** Task to complete **
Below are the records; reproduce all of them exactly but without any images.

** Data supplied **
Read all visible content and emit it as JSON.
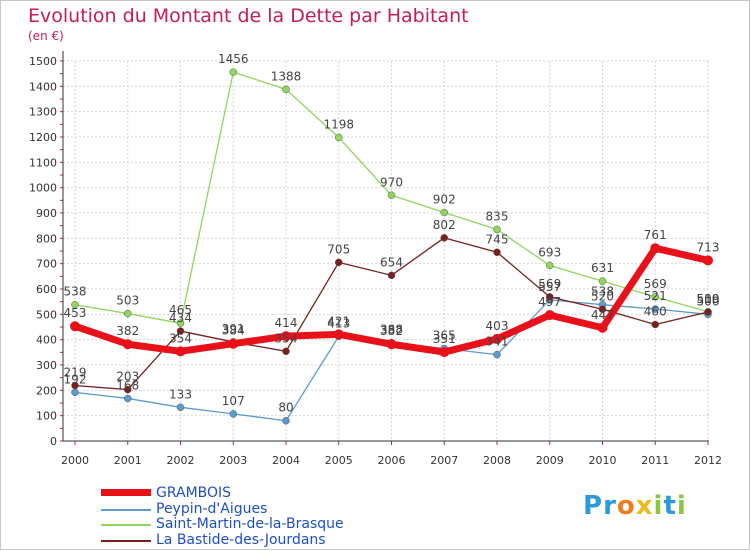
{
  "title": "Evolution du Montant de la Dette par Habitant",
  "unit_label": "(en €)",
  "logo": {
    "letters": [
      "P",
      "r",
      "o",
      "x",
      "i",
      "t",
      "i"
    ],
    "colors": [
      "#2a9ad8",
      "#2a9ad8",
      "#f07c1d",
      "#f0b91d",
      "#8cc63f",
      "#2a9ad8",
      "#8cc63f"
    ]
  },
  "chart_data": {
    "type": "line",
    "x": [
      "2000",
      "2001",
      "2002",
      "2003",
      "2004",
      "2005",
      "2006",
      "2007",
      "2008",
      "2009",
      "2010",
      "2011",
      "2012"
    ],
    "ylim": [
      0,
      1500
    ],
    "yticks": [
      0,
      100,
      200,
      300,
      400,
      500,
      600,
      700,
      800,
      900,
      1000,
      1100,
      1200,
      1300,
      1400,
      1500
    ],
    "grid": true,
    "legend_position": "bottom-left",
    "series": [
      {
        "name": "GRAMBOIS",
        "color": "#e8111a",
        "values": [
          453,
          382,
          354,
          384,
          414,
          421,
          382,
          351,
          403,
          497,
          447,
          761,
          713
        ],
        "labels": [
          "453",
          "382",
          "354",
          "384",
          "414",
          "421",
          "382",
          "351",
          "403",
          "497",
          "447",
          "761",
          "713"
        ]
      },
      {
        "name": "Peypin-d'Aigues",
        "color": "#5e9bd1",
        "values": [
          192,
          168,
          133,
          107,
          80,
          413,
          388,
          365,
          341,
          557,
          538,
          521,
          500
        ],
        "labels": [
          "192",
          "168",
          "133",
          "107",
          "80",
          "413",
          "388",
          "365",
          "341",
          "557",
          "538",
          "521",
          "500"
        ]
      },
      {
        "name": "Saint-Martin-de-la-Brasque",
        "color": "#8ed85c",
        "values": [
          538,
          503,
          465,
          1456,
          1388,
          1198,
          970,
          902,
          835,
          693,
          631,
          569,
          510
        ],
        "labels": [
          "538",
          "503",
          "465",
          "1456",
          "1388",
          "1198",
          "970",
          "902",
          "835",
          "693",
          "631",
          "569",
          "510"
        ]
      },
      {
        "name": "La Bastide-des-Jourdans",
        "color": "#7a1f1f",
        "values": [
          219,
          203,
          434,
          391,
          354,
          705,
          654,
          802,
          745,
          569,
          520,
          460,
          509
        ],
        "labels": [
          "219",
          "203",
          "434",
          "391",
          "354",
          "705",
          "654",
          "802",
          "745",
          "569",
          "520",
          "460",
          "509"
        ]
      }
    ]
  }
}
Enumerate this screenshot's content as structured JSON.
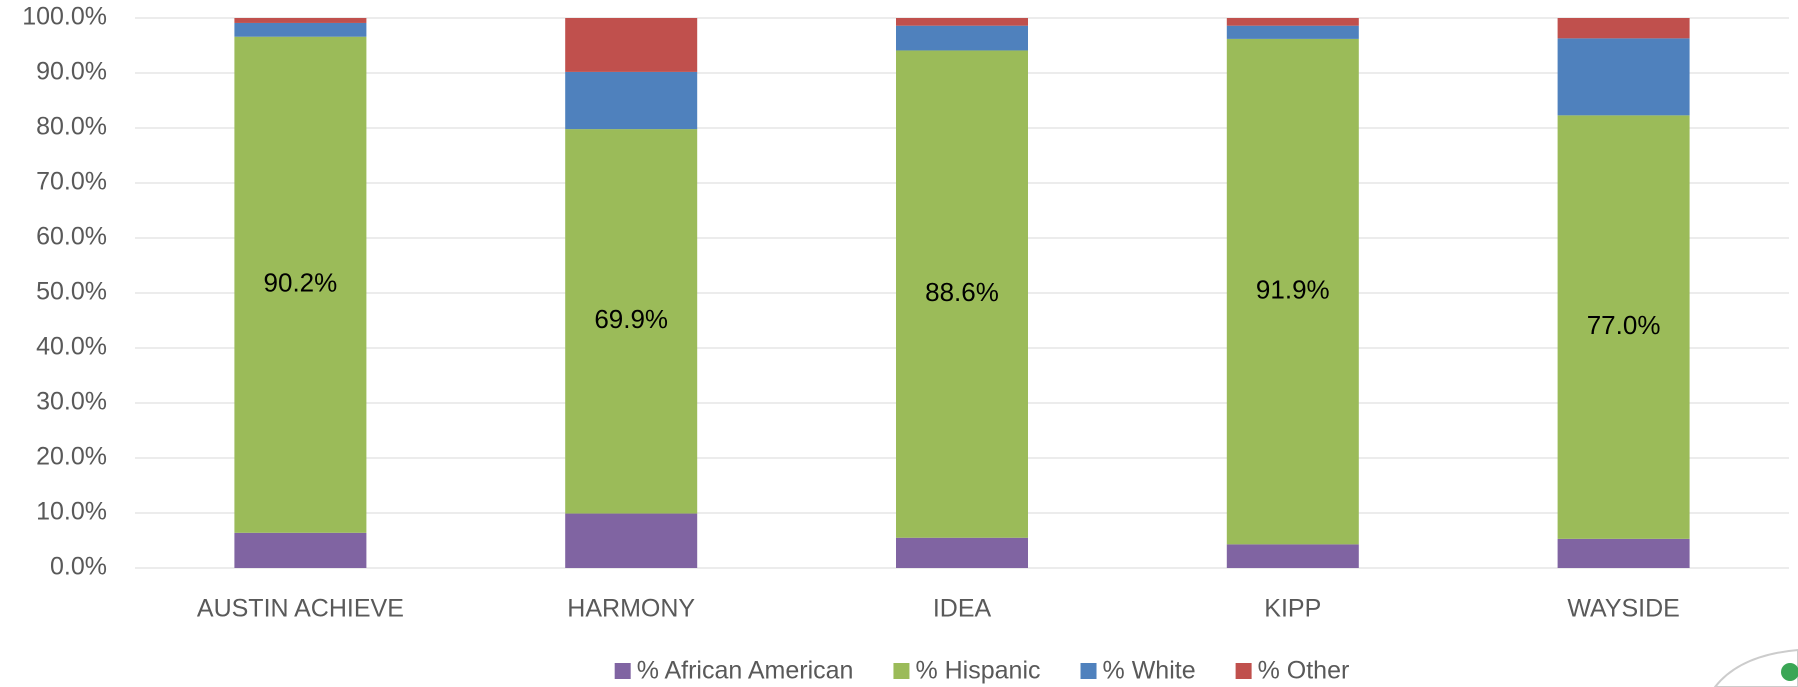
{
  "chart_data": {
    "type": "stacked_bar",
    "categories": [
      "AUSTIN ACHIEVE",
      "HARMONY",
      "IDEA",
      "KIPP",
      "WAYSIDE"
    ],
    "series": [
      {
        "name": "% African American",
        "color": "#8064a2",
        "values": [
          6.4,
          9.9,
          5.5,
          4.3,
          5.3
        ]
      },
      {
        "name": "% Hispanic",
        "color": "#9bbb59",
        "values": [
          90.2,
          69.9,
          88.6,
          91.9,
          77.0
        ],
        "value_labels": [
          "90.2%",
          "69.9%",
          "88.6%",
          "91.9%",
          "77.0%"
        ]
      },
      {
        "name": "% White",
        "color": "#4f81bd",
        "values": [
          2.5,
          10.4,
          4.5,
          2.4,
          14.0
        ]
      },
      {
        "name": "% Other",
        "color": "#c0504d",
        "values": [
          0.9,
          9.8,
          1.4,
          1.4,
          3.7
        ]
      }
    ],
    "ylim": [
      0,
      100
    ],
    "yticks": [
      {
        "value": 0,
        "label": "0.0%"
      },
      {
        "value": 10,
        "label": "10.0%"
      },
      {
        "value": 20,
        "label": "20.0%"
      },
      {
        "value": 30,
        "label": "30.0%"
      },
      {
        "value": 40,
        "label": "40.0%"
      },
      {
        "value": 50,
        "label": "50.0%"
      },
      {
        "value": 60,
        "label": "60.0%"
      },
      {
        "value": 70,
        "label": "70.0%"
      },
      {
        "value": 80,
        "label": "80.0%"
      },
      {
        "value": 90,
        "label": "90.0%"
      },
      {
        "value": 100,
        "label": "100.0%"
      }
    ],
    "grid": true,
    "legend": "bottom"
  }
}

** The output **
Read all visible content and emit it as JSON.
{
  "title": "Evolution du Montant de la Dette par Habitant",
  "unit_label": "(en €)",
  "logo": {
    "letters": [
      "P",
      "r",
      "o",
      "x",
      "i",
      "t",
      "i"
    ],
    "colors": [
      "#2a9ad8",
      "#2a9ad8",
      "#f07c1d",
      "#f0b91d",
      "#8cc63f",
      "#2a9ad8",
      "#8cc63f"
    ]
  },
  "chart_data": {
    "type": "line",
    "x": [
      "2000",
      "2001",
      "2002",
      "2003",
      "2004",
      "2005",
      "2006",
      "2007",
      "2008",
      "2009",
      "2010",
      "2011",
      "2012"
    ],
    "ylim": [
      0,
      1500
    ],
    "yticks": [
      0,
      100,
      200,
      300,
      400,
      500,
      600,
      700,
      800,
      900,
      1000,
      1100,
      1200,
      1300,
      1400,
      1500
    ],
    "grid": true,
    "legend_position": "bottom-left",
    "series": [
      {
        "name": "GRAMBOIS",
        "color": "#e8111a",
        "values": [
          453,
          382,
          354,
          384,
          414,
          421,
          382,
          351,
          403,
          497,
          447,
          761,
          713
        ],
        "labels": [
          "453",
          "382",
          "354",
          "384",
          "414",
          "421",
          "382",
          "351",
          "403",
          "497",
          "447",
          "761",
          "713"
        ]
      },
      {
        "name": "Peypin-d'Aigues",
        "color": "#5e9bd1",
        "values": [
          192,
          168,
          133,
          107,
          80,
          413,
          388,
          365,
          341,
          557,
          538,
          521,
          500
        ],
        "labels": [
          "192",
          "168",
          "133",
          "107",
          "80",
          "413",
          "388",
          "365",
          "341",
          "557",
          "538",
          "521",
          "500"
        ]
      },
      {
        "name": "Saint-Martin-de-la-Brasque",
        "color": "#8ed85c",
        "values": [
          538,
          503,
          465,
          1456,
          1388,
          1198,
          970,
          902,
          835,
          693,
          631,
          569,
          510
        ],
        "labels": [
          "538",
          "503",
          "465",
          "1456",
          "1388",
          "1198",
          "970",
          "902",
          "835",
          "693",
          "631",
          "569",
          "510"
        ]
      },
      {
        "name": "La Bastide-des-Jourdans",
        "color": "#7a1f1f",
        "values": [
          219,
          203,
          434,
          391,
          354,
          705,
          654,
          802,
          745,
          569,
          520,
          460,
          509
        ],
        "labels": [
          "219",
          "203",
          "434",
          "391",
          "354",
          "705",
          "654",
          "802",
          "745",
          "569",
          "520",
          "460",
          "509"
        ]
      }
    ]
  }
}
Enumerate this screenshot's content as structured JSON.
{
  "chart_data": {
    "type": "stacked_bar",
    "categories": [
      "AUSTIN ACHIEVE",
      "HARMONY",
      "IDEA",
      "KIPP",
      "WAYSIDE"
    ],
    "series": [
      {
        "name": "% African American",
        "color": "#8064a2",
        "values": [
          6.4,
          9.9,
          5.5,
          4.3,
          5.3
        ]
      },
      {
        "name": "% Hispanic",
        "color": "#9bbb59",
        "values": [
          90.2,
          69.9,
          88.6,
          91.9,
          77.0
        ],
        "value_labels": [
          "90.2%",
          "69.9%",
          "88.6%",
          "91.9%",
          "77.0%"
        ]
      },
      {
        "name": "% White",
        "color": "#4f81bd",
        "values": [
          2.5,
          10.4,
          4.5,
          2.4,
          14.0
        ]
      },
      {
        "name": "% Other",
        "color": "#c0504d",
        "values": [
          0.9,
          9.8,
          1.4,
          1.4,
          3.7
        ]
      }
    ],
    "ylim": [
      0,
      100
    ],
    "yticks": [
      {
        "value": 0,
        "label": "0.0%"
      },
      {
        "value": 10,
        "label": "10.0%"
      },
      {
        "value": 20,
        "label": "20.0%"
      },
      {
        "value": 30,
        "label": "30.0%"
      },
      {
        "value": 40,
        "label": "40.0%"
      },
      {
        "value": 50,
        "label": "50.0%"
      },
      {
        "value": 60,
        "label": "60.0%"
      },
      {
        "value": 70,
        "label": "70.0%"
      },
      {
        "value": 80,
        "label": "80.0%"
      },
      {
        "value": 90,
        "label": "90.0%"
      },
      {
        "value": 100,
        "label": "100.0%"
      }
    ],
    "grid": true,
    "legend": "bottom"
  }
}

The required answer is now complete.